* START Listed records *

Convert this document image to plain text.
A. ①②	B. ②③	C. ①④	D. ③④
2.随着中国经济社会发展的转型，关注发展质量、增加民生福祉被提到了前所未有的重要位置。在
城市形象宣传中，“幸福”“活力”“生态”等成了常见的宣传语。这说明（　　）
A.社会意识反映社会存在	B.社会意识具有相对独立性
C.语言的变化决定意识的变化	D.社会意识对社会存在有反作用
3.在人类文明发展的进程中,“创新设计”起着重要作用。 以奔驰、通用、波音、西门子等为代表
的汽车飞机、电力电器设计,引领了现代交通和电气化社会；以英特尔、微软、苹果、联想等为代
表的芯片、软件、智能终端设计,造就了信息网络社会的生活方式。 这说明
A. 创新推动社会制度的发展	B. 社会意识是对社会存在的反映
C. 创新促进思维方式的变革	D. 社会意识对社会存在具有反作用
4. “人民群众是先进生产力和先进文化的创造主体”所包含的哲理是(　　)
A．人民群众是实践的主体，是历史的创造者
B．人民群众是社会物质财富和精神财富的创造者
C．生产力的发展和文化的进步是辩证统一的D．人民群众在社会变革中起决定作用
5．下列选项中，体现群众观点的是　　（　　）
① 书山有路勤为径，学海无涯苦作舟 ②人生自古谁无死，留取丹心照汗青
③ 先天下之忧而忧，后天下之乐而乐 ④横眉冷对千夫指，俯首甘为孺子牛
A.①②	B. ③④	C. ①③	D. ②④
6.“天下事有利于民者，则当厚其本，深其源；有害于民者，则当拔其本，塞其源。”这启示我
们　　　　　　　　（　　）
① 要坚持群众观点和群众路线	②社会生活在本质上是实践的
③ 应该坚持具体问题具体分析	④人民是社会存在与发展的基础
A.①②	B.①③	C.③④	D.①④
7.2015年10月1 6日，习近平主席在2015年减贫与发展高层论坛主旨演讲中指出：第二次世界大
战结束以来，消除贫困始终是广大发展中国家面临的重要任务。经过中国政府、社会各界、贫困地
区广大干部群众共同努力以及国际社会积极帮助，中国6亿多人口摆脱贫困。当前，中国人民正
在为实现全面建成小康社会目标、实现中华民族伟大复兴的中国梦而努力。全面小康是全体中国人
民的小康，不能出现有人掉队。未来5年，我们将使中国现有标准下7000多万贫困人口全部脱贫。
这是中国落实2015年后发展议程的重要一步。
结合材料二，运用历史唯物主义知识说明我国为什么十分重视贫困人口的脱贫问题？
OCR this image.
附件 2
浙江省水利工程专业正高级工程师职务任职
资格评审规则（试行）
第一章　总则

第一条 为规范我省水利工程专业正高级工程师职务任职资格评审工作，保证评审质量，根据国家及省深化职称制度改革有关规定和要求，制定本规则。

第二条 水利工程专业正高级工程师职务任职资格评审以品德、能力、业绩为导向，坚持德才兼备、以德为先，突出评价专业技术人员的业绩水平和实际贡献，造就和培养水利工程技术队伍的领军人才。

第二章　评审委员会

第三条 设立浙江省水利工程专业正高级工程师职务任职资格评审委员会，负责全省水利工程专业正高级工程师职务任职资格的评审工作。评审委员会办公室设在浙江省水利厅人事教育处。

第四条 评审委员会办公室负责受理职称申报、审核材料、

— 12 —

* END Listed records *

Given request: Transcribe all entries exactly as they are given.

Result of this task:
Convert this document image to plain text.
A. ①②	B. ②③	C. ①④	D. ③④
2.随着中国经济社会发展的转型，关注发展质量、增加民生福祉被提到了前所未有的重要位置。在
城市形象宣传中，“幸福”“活力”“生态”等成了常见的宣传语。这说明（　　）
A.社会意识反映社会存在	B.社会意识具有相对独立性
C.语言的变化决定意识的变化	D.社会意识对社会存在有反作用
3.在人类文明发展的进程中,“创新设计”起着重要作用。 以奔驰、通用、波音、西门子等为代表
的汽车飞机、电力电器设计,引领了现代交通和电气化社会；以英特尔、微软、苹果、联想等为代
表的芯片、软件、智能终端设计,造就了信息网络社会的生活方式。 这说明
A. 创新推动社会制度的发展	B. 社会意识是对社会存在的反映
C. 创新促进思维方式的变革	D. 社会意识对社会存在具有反作用
4. “人民群众是先进生产力和先进文化的创造主体”所包含的哲理是(　　)
A．人民群众是实践的主体，是历史的创造者
B．人民群众是社会物质财富和精神财富的创造者
C．生产力的发展和文化的进步是辩证统一的D．人民群众在社会变革中起决定作用
5．下列选项中，体现群众观点的是　　（　　）
① 书山有路勤为径，学海无涯苦作舟 ②人生自古谁无死，留取丹心照汗青
③ 先天下之忧而忧，后天下之乐而乐 ④横眉冷对千夫指，俯首甘为孺子牛
A.①②	B. ③④	C. ①③	D. ②④
6.“天下事有利于民者，则当厚其本，深其源；有害于民者，则当拔其本，塞其源。”这启示我
们　　　　　　　　（　　）
① 要坚持群众观点和群众路线	②社会生活在本质上是实践的
③ 应该坚持具体问题具体分析	④人民是社会存在与发展的基础
A.①②	B.①③	C.③④	D.①④
7.2015年10月1 6日，习近平主席在2015年减贫与发展高层论坛主旨演讲中指出：第二次世界大
战结束以来，消除贫困始终是广大发展中国家面临的重要任务。经过中国政府、社会各界、贫困地
区广大干部群众共同努力以及国际社会积极帮助，中国6亿多人口摆脱贫困。当前，中国人民正
在为实现全面建成小康社会目标、实现中华民族伟大复兴的中国梦而努力。全面小康是全体中国人
民的小康，不能出现有人掉队。未来5年，我们将使中国现有标准下7000多万贫困人口全部脱贫。
这是中国落实2015年后发展议程的重要一步。
结合材料二，运用历史唯物主义知识说明我国为什么十分重视贫困人口的脱贫问题？
OCR this image.
附件 2
浙江省水利工程专业正高级工程师职务任职
资格评审规则（试行）
第一章　总则

第一条 为规范我省水利工程专业正高级工程师职务任职资格评审工作，保证评审质量，根据国家及省深化职称制度改革有关规定和要求，制定本规则。

第二条 水利工程专业正高级工程师职务任职资格评审以品德、能力、业绩为导向，坚持德才兼备、以德为先，突出评价专业技术人员的业绩水平和实际贡献，造就和培养水利工程技术队伍的领军人才。

第二章　评审委员会

第三条 设立浙江省水利工程专业正高级工程师职务任职资格评审委员会，负责全省水利工程专业正高级工程师职务任职资格的评审工作。评审委员会办公室设在浙江省水利厅人事教育处。

第四条 评审委员会办公室负责受理职称申报、审核材料、

— 12 —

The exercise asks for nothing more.